◆ **EXERCISE BRIEF**: Reprint all records below exactly. No images.
----------------
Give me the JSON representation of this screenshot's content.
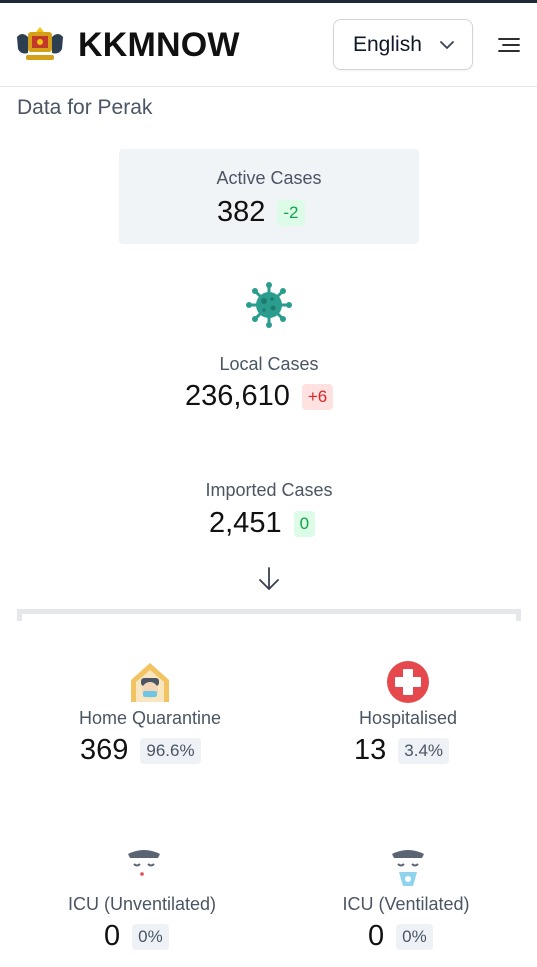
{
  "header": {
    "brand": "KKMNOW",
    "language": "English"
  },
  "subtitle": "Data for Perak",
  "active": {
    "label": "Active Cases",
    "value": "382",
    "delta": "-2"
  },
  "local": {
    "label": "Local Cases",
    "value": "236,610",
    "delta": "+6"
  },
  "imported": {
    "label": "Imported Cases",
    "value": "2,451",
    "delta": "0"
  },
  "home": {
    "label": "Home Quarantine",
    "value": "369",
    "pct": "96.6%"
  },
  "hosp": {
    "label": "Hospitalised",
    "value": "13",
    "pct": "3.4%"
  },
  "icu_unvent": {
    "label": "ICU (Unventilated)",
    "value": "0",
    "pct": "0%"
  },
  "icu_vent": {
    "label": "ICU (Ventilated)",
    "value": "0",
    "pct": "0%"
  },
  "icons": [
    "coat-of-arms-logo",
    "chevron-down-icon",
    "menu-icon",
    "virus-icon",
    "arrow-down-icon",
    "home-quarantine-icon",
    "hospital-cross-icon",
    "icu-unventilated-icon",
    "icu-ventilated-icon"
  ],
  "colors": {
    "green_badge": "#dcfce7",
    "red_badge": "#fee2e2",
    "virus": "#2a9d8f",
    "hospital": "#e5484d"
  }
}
----------------
◆ **EXERCISE RESULT**:
Give me the JSON representation of this screenshot's content.
{
  "header": {
    "brand": "KKMNOW",
    "language": "English"
  },
  "subtitle": "Data for Perak",
  "active": {
    "label": "Active Cases",
    "value": "382",
    "delta": "-2"
  },
  "local": {
    "label": "Local Cases",
    "value": "236,610",
    "delta": "+6"
  },
  "imported": {
    "label": "Imported Cases",
    "value": "2,451",
    "delta": "0"
  },
  "home": {
    "label": "Home Quarantine",
    "value": "369",
    "pct": "96.6%"
  },
  "hosp": {
    "label": "Hospitalised",
    "value": "13",
    "pct": "3.4%"
  },
  "icu_unvent": {
    "label": "ICU (Unventilated)",
    "value": "0",
    "pct": "0%"
  },
  "icu_vent": {
    "label": "ICU (Ventilated)",
    "value": "0",
    "pct": "0%"
  },
  "icons": [
    "coat-of-arms-logo",
    "chevron-down-icon",
    "menu-icon",
    "virus-icon",
    "arrow-down-icon",
    "home-quarantine-icon",
    "hospital-cross-icon",
    "icu-unventilated-icon",
    "icu-ventilated-icon"
  ],
  "colors": {
    "green_badge": "#dcfce7",
    "red_badge": "#fee2e2",
    "virus": "#2a9d8f",
    "hospital": "#e5484d"
  }
}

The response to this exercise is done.